## Stored dataset items
START
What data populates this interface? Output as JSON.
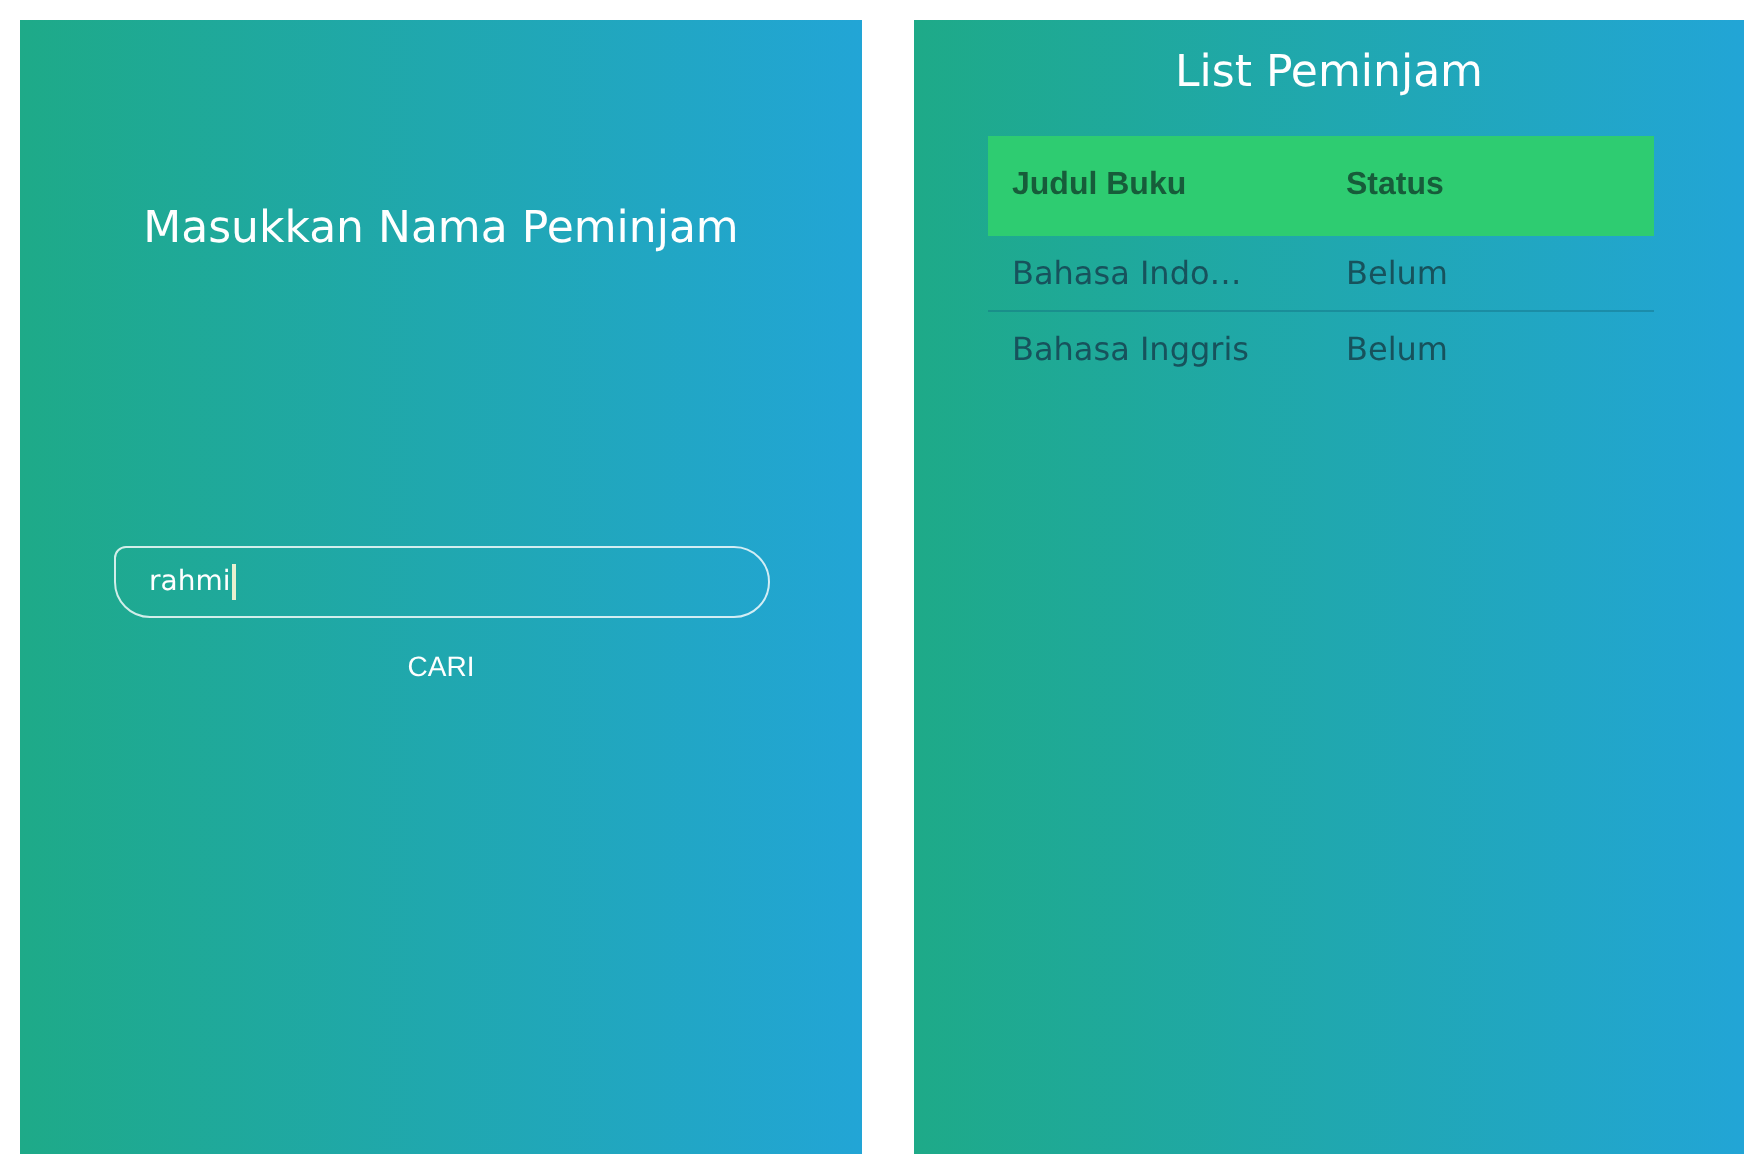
{
  "search_screen": {
    "title": "Masukkan Nama Peminjam",
    "name_field": {
      "value": "rahmi",
      "focused": true
    },
    "search_button": "CARI"
  },
  "list_screen": {
    "title": "List Peminjam",
    "table": {
      "columns": [
        "Judul Buku",
        "Status"
      ],
      "rows": [
        {
          "cells": [
            "Bahasa Indo…",
            "Belum"
          ]
        },
        {
          "cells": [
            "Bahasa Inggris",
            "Belum"
          ]
        }
      ]
    }
  }
}
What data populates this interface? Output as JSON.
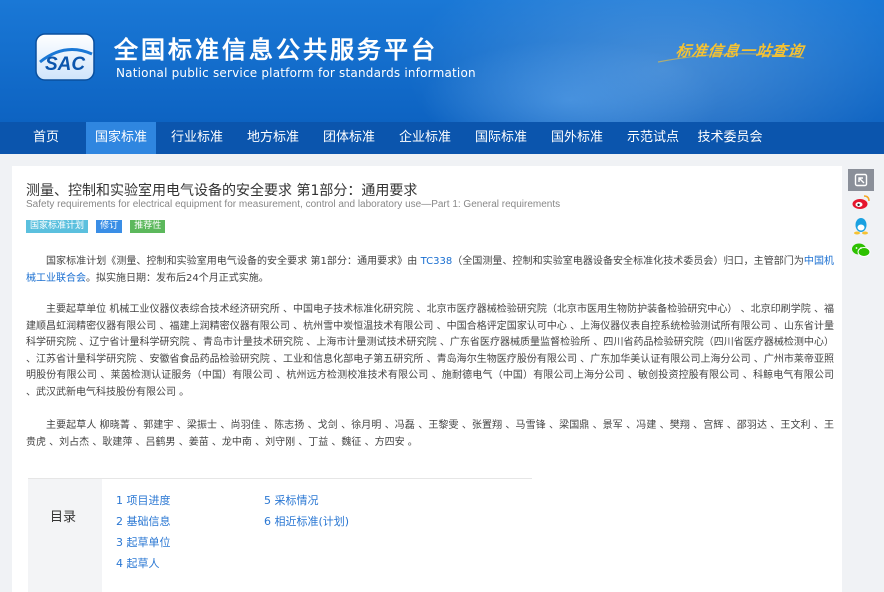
{
  "header": {
    "logo_text": "SAC",
    "title_cn": "全国标准信息公共服务平台",
    "title_en": "National public service platform  for standards information",
    "slogan": "标准信息一站查询"
  },
  "nav": {
    "items": [
      {
        "label": "首页"
      },
      {
        "label": "国家标准"
      },
      {
        "label": "行业标准"
      },
      {
        "label": "地方标准"
      },
      {
        "label": "团体标准"
      },
      {
        "label": "企业标准"
      },
      {
        "label": "国际标准"
      },
      {
        "label": "国外标准"
      },
      {
        "label": "示范试点"
      },
      {
        "label": "技术委员会"
      }
    ],
    "active_index": 1
  },
  "standard": {
    "title": "测量、控制和实验室用电气设备的安全要求 第1部分：通用要求",
    "subtitle": "Safety requirements for electrical equipment for measurement, control and laboratory use—Part 1: General requirements",
    "tags": [
      {
        "label": "国家标准计划",
        "color": "#5bc0de"
      },
      {
        "label": "修订",
        "color": "#3a8ee6"
      },
      {
        "label": "推荐性",
        "color": "#5cb85c"
      }
    ]
  },
  "intro": {
    "prefix": "国家标准计划《测量、控制和实验室用电气设备的安全要求 第1部分：通用要求》由 ",
    "tc_link": "TC338",
    "middle": "（全国测量、控制和实验室电器设备安全标准化技术委员会）归口，主管部门为",
    "dept_link": "中国机械工业联合会",
    "suffix": "。拟实施日期：发布后24个月正式实施。"
  },
  "drafting_units": {
    "text": "主要起草单位 机械工业仪器仪表综合技术经济研究所 、中国电子技术标准化研究院 、北京市医疗器械检验研究院（北京市医用生物防护装备检验研究中心） 、北京印刷学院 、福建顺昌虹润精密仪器有限公司 、福建上润精密仪器有限公司 、杭州雪中炭恒温技术有限公司 、中国合格评定国家认可中心 、上海仪器仪表自控系统检验测试所有限公司 、山东省计量科学研究院 、辽宁省计量科学研究院 、青岛市计量技术研究院 、上海市计量测试技术研究院 、广东省医疗器械质量监督检验所 、四川省药品检验研究院（四川省医疗器械检测中心） 、江苏省计量科学研究院 、安徽省食品药品检验研究院 、工业和信息化部电子第五研究所 、青岛海尔生物医疗股份有限公司 、广东加华美认证有限公司上海分公司 、广州市莱帝亚照明股份有限公司 、莱茵检测认证服务（中国）有限公司 、杭州远方检测校准技术有限公司 、施耐德电气（中国）有限公司上海分公司 、敏创投资控股有限公司 、科鲸电气有限公司 、武汉武新电气科技股份有限公司 。"
  },
  "drafters": {
    "text": "主要起草人 柳晓菁 、郭建宇 、梁振士 、尚羽佳 、陈志扬 、戈剑 、徐月明 、冯磊 、王黎雯 、张置翔 、马雪锋 、梁国鼎 、景军 、冯建 、樊翔 、宫辉 、邵羽达 、王文利 、王贵虎 、刘占杰 、耿建萍 、吕鹤男 、姜苗 、龙中南 、刘守刚 、丁益 、魏征 、方四安 。"
  },
  "toc": {
    "label": "目录",
    "items": [
      {
        "label": "1  项目进度"
      },
      {
        "label": "2  基础信息"
      },
      {
        "label": "3  起草单位"
      },
      {
        "label": "4  起草人"
      },
      {
        "label": "5  采标情况"
      },
      {
        "label": "6  相近标准(计划)"
      }
    ]
  },
  "share": {
    "icons": [
      "back-icon",
      "weibo-icon",
      "qq-icon",
      "wechat-icon"
    ],
    "colors": {
      "back": "#8a8f99",
      "weibo": "#e6162d",
      "qq": "#1aa1e1",
      "wechat": "#2dc100"
    }
  }
}
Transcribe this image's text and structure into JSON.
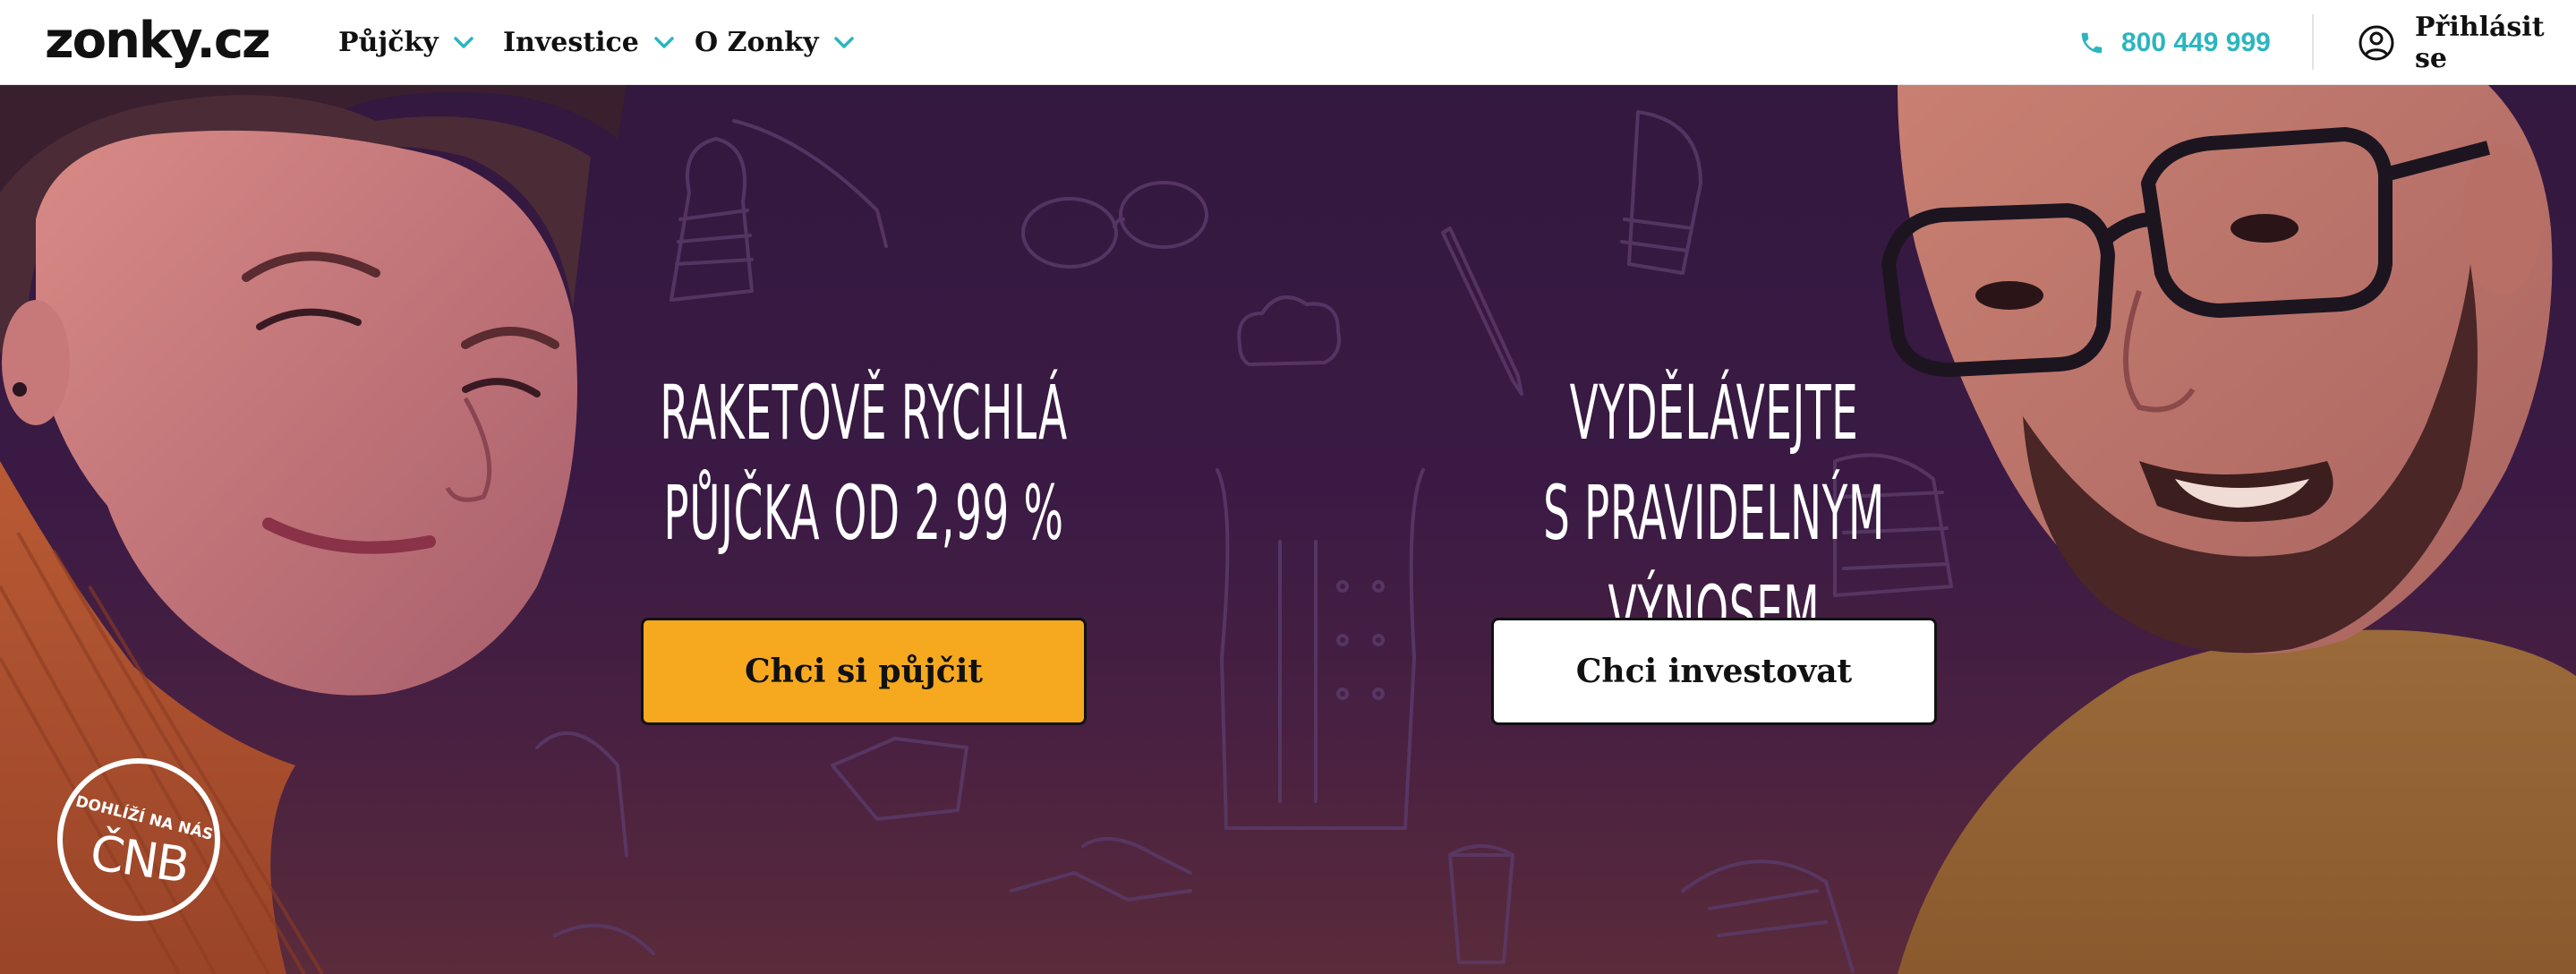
{
  "brand": {
    "logo_text": "zonky.cz"
  },
  "nav": {
    "items": [
      {
        "label": "Půjčky"
      },
      {
        "label": "Investice"
      },
      {
        "label": "O Zonky"
      }
    ],
    "phone": "800 449 999",
    "login_label": "Přihlásit se"
  },
  "hero": {
    "loan": {
      "headline_line1": "RAKETOVĚ RYCHLÁ",
      "headline_line2": "PŮJČKA OD 2,99 %",
      "button_label": "Chci si půjčit"
    },
    "invest": {
      "headline_line1": "VYDĚLÁVEJTE",
      "headline_line2": "S PRAVIDELNÝM VÝNOSEM",
      "button_label": "Chci investovat"
    },
    "badge": {
      "line1": "DOHLÍŽÍ NA NÁS",
      "line2": "ČNB"
    }
  },
  "colors": {
    "accent_teal": "#2cb5be",
    "loan_button": "#f6a91f",
    "hero_purple": "#33183f"
  }
}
END
Transcribe the records above exactly, omitting every picture they contain.

What data populates this interface? Output as JSON.
{
  "search_screen": {
    "title": "Masukkan Nama Peminjam",
    "name_field": {
      "value": "rahmi",
      "focused": true
    },
    "search_button": "CARI"
  },
  "list_screen": {
    "title": "List Peminjam",
    "table": {
      "columns": [
        "Judul Buku",
        "Status"
      ],
      "rows": [
        {
          "cells": [
            "Bahasa Indo…",
            "Belum"
          ]
        },
        {
          "cells": [
            "Bahasa Inggris",
            "Belum"
          ]
        }
      ]
    }
  }
}
What data populates this interface? Output as JSON.
{
  "header": {
    "logo_text": "SAC",
    "title_cn": "全国标准信息公共服务平台",
    "title_en": "National public service platform  for standards information",
    "slogan": "标准信息一站查询"
  },
  "nav": {
    "items": [
      {
        "label": "首页"
      },
      {
        "label": "国家标准"
      },
      {
        "label": "行业标准"
      },
      {
        "label": "地方标准"
      },
      {
        "label": "团体标准"
      },
      {
        "label": "企业标准"
      },
      {
        "label": "国际标准"
      },
      {
        "label": "国外标准"
      },
      {
        "label": "示范试点"
      },
      {
        "label": "技术委员会"
      }
    ],
    "active_index": 1
  },
  "standard": {
    "title": "测量、控制和实验室用电气设备的安全要求 第1部分：通用要求",
    "subtitle": "Safety requirements for electrical equipment for measurement, control and laboratory use—Part 1: General requirements",
    "tags": [
      {
        "label": "国家标准计划",
        "color": "#5bc0de"
      },
      {
        "label": "修订",
        "color": "#3a8ee6"
      },
      {
        "label": "推荐性",
        "color": "#5cb85c"
      }
    ]
  },
  "intro": {
    "prefix": "国家标准计划《测量、控制和实验室用电气设备的安全要求 第1部分：通用要求》由 ",
    "tc_link": "TC338",
    "middle": "（全国测量、控制和实验室电器设备安全标准化技术委员会）归口，主管部门为",
    "dept_link": "中国机械工业联合会",
    "suffix": "。拟实施日期：发布后24个月正式实施。"
  },
  "drafting_units": {
    "text": "主要起草单位 机械工业仪器仪表综合技术经济研究所 、中国电子技术标准化研究院 、北京市医疗器械检验研究院（北京市医用生物防护装备检验研究中心） 、北京印刷学院 、福建顺昌虹润精密仪器有限公司 、福建上润精密仪器有限公司 、杭州雪中炭恒温技术有限公司 、中国合格评定国家认可中心 、上海仪器仪表自控系统检验测试所有限公司 、山东省计量科学研究院 、辽宁省计量科学研究院 、青岛市计量技术研究院 、上海市计量测试技术研究院 、广东省医疗器械质量监督检验所 、四川省药品检验研究院（四川省医疗器械检测中心） 、江苏省计量科学研究院 、安徽省食品药品检验研究院 、工业和信息化部电子第五研究所 、青岛海尔生物医疗股份有限公司 、广东加华美认证有限公司上海分公司 、广州市莱帝亚照明股份有限公司 、莱茵检测认证服务（中国）有限公司 、杭州远方检测校准技术有限公司 、施耐德电气（中国）有限公司上海分公司 、敏创投资控股有限公司 、科鲸电气有限公司 、武汉武新电气科技股份有限公司 。"
  },
  "drafters": {
    "text": "主要起草人 柳晓菁 、郭建宇 、梁振士 、尚羽佳 、陈志扬 、戈剑 、徐月明 、冯磊 、王黎雯 、张置翔 、马雪锋 、梁国鼎 、景军 、冯建 、樊翔 、宫辉 、邵羽达 、王文利 、王贵虎 、刘占杰 、耿建萍 、吕鹤男 、姜苗 、龙中南 、刘守刚 、丁益 、魏征 、方四安 。"
  },
  "toc": {
    "label": "目录",
    "items": [
      {
        "label": "1  项目进度"
      },
      {
        "label": "2  基础信息"
      },
      {
        "label": "3  起草单位"
      },
      {
        "label": "4  起草人"
      },
      {
        "label": "5  采标情况"
      },
      {
        "label": "6  相近标准(计划)"
      }
    ]
  },
  "share": {
    "icons": [
      "back-icon",
      "weibo-icon",
      "qq-icon",
      "wechat-icon"
    ],
    "colors": {
      "back": "#8a8f99",
      "weibo": "#e6162d",
      "qq": "#1aa1e1",
      "wechat": "#2dc100"
    }
  }
}
Transcribe this image's text and structure into JSON.
{
  "brand": {
    "logo_text": "zonky.cz"
  },
  "nav": {
    "items": [
      {
        "label": "Půjčky"
      },
      {
        "label": "Investice"
      },
      {
        "label": "O Zonky"
      }
    ],
    "phone": "800 449 999",
    "login_label": "Přihlásit se"
  },
  "hero": {
    "loan": {
      "headline_line1": "RAKETOVĚ RYCHLÁ",
      "headline_line2": "PŮJČKA OD 2,99 %",
      "button_label": "Chci si půjčit"
    },
    "invest": {
      "headline_line1": "VYDĚLÁVEJTE",
      "headline_line2": "S PRAVIDELNÝM VÝNOSEM",
      "button_label": "Chci investovat"
    },
    "badge": {
      "line1": "DOHLÍŽÍ NA NÁS",
      "line2": "ČNB"
    }
  },
  "colors": {
    "accent_teal": "#2cb5be",
    "loan_button": "#f6a91f",
    "hero_purple": "#33183f"
  }
}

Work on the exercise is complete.